TASK DESCRIPTION. In the entries that follow, how many lines hold the string "name"? Give only that number.

-------- GIVEN RECORDS --------

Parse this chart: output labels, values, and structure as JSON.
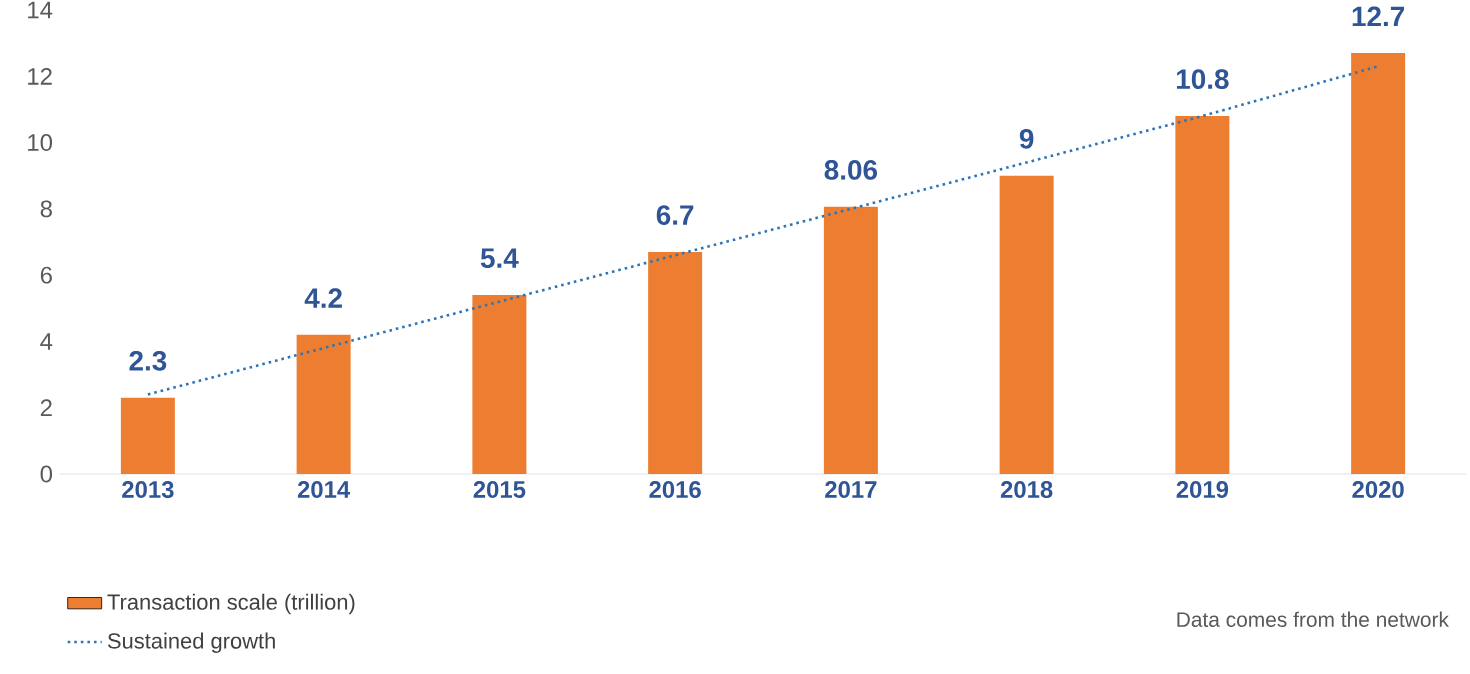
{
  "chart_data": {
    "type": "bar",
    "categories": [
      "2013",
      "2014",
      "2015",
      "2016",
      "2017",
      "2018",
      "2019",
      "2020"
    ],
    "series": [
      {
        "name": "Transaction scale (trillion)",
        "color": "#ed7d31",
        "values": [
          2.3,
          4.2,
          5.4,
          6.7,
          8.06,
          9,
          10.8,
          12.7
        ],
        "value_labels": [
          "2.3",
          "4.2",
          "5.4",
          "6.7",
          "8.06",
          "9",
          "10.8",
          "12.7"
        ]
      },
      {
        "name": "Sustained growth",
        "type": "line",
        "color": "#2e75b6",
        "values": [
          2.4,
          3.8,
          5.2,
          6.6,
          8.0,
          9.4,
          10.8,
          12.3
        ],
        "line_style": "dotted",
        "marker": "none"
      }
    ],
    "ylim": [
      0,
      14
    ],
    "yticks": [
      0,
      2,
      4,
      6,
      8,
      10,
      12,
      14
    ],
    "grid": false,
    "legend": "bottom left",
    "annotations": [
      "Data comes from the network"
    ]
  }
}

--------
-------- GIVEN RECORDS --------

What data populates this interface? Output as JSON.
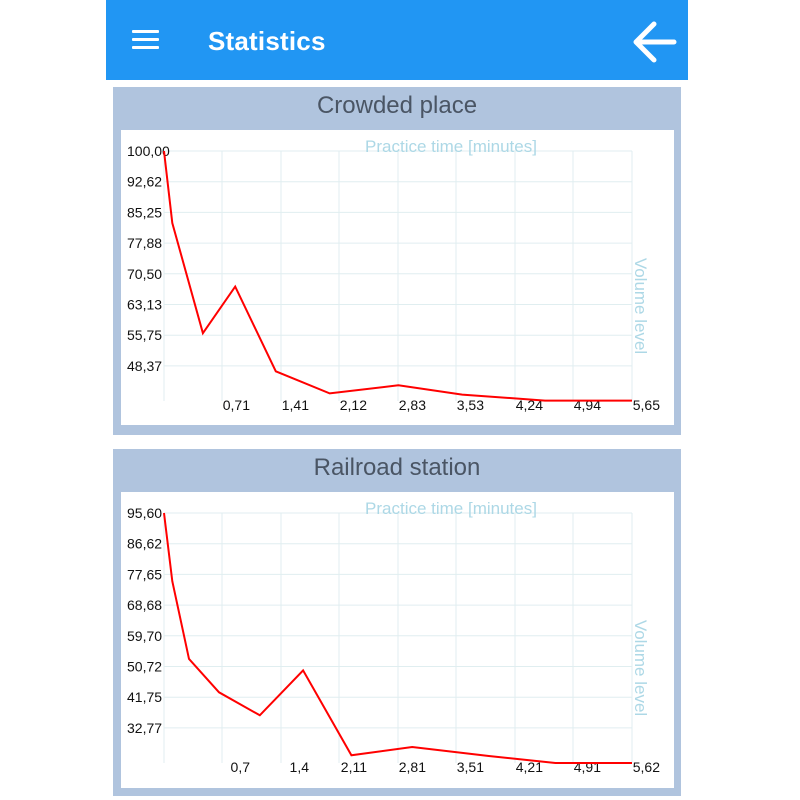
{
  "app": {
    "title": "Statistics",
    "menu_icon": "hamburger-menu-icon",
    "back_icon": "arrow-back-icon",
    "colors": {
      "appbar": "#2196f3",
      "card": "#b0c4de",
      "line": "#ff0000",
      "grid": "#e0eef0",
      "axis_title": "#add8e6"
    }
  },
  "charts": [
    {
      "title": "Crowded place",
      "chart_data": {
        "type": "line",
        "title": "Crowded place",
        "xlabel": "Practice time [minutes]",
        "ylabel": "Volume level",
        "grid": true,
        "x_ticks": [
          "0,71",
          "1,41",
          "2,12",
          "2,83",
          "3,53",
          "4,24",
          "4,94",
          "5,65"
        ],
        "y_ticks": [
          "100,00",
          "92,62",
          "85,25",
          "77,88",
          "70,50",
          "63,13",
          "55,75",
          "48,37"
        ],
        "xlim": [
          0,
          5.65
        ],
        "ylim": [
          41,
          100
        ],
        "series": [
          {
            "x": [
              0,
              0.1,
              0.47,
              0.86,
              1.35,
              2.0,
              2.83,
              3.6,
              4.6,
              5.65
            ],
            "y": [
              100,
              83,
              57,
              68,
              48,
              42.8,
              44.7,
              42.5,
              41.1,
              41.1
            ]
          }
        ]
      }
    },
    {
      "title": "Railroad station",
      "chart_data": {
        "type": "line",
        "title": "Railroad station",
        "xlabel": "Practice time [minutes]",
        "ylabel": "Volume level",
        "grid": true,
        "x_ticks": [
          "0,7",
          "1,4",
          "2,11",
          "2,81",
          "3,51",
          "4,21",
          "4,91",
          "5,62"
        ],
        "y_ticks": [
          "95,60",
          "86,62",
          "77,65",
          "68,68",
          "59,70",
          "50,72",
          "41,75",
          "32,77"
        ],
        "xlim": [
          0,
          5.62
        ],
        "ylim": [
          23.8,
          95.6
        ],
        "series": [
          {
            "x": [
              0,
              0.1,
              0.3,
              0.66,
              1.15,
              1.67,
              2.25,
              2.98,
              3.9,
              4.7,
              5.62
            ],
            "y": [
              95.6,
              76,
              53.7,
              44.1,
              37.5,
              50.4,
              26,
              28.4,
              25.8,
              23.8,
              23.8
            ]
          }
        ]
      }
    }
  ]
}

--------

EXPECTED ANSWER. 2